In full and without alteration, give the listing again.

= MATERIAL SHOWN =

>> Begin

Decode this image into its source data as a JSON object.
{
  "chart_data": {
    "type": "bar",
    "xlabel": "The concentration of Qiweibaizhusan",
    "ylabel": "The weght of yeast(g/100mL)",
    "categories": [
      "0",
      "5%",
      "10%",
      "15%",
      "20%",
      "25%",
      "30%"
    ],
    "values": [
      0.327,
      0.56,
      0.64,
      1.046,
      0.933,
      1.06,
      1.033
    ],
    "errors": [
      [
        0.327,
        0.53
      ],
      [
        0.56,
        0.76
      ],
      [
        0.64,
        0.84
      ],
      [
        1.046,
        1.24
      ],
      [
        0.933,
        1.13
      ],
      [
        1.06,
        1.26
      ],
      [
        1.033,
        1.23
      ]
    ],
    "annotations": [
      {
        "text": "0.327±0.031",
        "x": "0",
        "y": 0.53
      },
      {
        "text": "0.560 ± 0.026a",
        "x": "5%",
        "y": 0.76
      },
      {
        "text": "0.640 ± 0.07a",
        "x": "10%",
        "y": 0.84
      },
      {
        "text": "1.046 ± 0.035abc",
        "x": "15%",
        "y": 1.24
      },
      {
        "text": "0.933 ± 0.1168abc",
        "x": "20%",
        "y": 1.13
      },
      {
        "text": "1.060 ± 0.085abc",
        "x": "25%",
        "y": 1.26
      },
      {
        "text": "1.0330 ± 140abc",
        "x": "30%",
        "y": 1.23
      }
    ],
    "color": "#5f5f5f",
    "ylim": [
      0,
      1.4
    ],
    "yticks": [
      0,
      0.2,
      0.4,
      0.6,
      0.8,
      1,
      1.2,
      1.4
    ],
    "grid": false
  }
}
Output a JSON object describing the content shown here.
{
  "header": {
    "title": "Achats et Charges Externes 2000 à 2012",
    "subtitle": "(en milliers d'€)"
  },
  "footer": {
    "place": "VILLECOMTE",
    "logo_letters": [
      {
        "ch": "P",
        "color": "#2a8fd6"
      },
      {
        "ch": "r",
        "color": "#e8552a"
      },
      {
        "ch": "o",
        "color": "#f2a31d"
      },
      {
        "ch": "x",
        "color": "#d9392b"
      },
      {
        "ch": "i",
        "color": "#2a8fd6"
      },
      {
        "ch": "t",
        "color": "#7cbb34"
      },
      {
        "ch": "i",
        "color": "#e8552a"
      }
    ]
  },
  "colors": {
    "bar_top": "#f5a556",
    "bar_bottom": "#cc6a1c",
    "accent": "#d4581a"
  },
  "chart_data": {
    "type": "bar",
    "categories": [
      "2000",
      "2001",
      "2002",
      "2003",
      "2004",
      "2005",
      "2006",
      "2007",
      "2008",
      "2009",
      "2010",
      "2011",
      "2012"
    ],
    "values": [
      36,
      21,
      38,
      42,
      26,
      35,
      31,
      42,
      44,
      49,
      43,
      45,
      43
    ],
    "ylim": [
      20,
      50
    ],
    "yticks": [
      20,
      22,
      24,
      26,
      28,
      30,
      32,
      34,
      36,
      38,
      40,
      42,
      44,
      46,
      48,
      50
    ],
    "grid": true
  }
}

>> End

= EXERCISE OUTPUT =
Decode this image into its source data as a JSON object.
{
  "chart_data": {
    "type": "bar",
    "xlabel": "The concentration of Qiweibaizhusan",
    "ylabel": "The weght of yeast(g/100mL)",
    "categories": [
      "0",
      "5%",
      "10%",
      "15%",
      "20%",
      "25%",
      "30%"
    ],
    "values": [
      0.327,
      0.56,
      0.64,
      1.046,
      0.933,
      1.06,
      1.033
    ],
    "errors": [
      [
        0.327,
        0.53
      ],
      [
        0.56,
        0.76
      ],
      [
        0.64,
        0.84
      ],
      [
        1.046,
        1.24
      ],
      [
        0.933,
        1.13
      ],
      [
        1.06,
        1.26
      ],
      [
        1.033,
        1.23
      ]
    ],
    "annotations": [
      {
        "text": "0.327±0.031",
        "x": "0",
        "y": 0.53
      },
      {
        "text": "0.560 ± 0.026a",
        "x": "5%",
        "y": 0.76
      },
      {
        "text": "0.640 ± 0.07a",
        "x": "10%",
        "y": 0.84
      },
      {
        "text": "1.046 ± 0.035abc",
        "x": "15%",
        "y": 1.24
      },
      {
        "text": "0.933 ± 0.1168abc",
        "x": "20%",
        "y": 1.13
      },
      {
        "text": "1.060 ± 0.085abc",
        "x": "25%",
        "y": 1.26
      },
      {
        "text": "1.0330 ± 140abc",
        "x": "30%",
        "y": 1.23
      }
    ],
    "color": "#5f5f5f",
    "ylim": [
      0,
      1.4
    ],
    "yticks": [
      0,
      0.2,
      0.4,
      0.6,
      0.8,
      1,
      1.2,
      1.4
    ],
    "grid": false
  }
}
Output a JSON object describing the content shown here.
{
  "header": {
    "title": "Achats et Charges Externes 2000 à 2012",
    "subtitle": "(en milliers d'€)"
  },
  "footer": {
    "place": "VILLECOMTE",
    "logo_letters": [
      {
        "ch": "P",
        "color": "#2a8fd6"
      },
      {
        "ch": "r",
        "color": "#e8552a"
      },
      {
        "ch": "o",
        "color": "#f2a31d"
      },
      {
        "ch": "x",
        "color": "#d9392b"
      },
      {
        "ch": "i",
        "color": "#2a8fd6"
      },
      {
        "ch": "t",
        "color": "#7cbb34"
      },
      {
        "ch": "i",
        "color": "#e8552a"
      }
    ]
  },
  "colors": {
    "bar_top": "#f5a556",
    "bar_bottom": "#cc6a1c",
    "accent": "#d4581a"
  },
  "chart_data": {
    "type": "bar",
    "categories": [
      "2000",
      "2001",
      "2002",
      "2003",
      "2004",
      "2005",
      "2006",
      "2007",
      "2008",
      "2009",
      "2010",
      "2011",
      "2012"
    ],
    "values": [
      36,
      21,
      38,
      42,
      26,
      35,
      31,
      42,
      44,
      49,
      43,
      45,
      43
    ],
    "ylim": [
      20,
      50
    ],
    "yticks": [
      20,
      22,
      24,
      26,
      28,
      30,
      32,
      34,
      36,
      38,
      40,
      42,
      44,
      46,
      48,
      50
    ],
    "grid": true
  }
}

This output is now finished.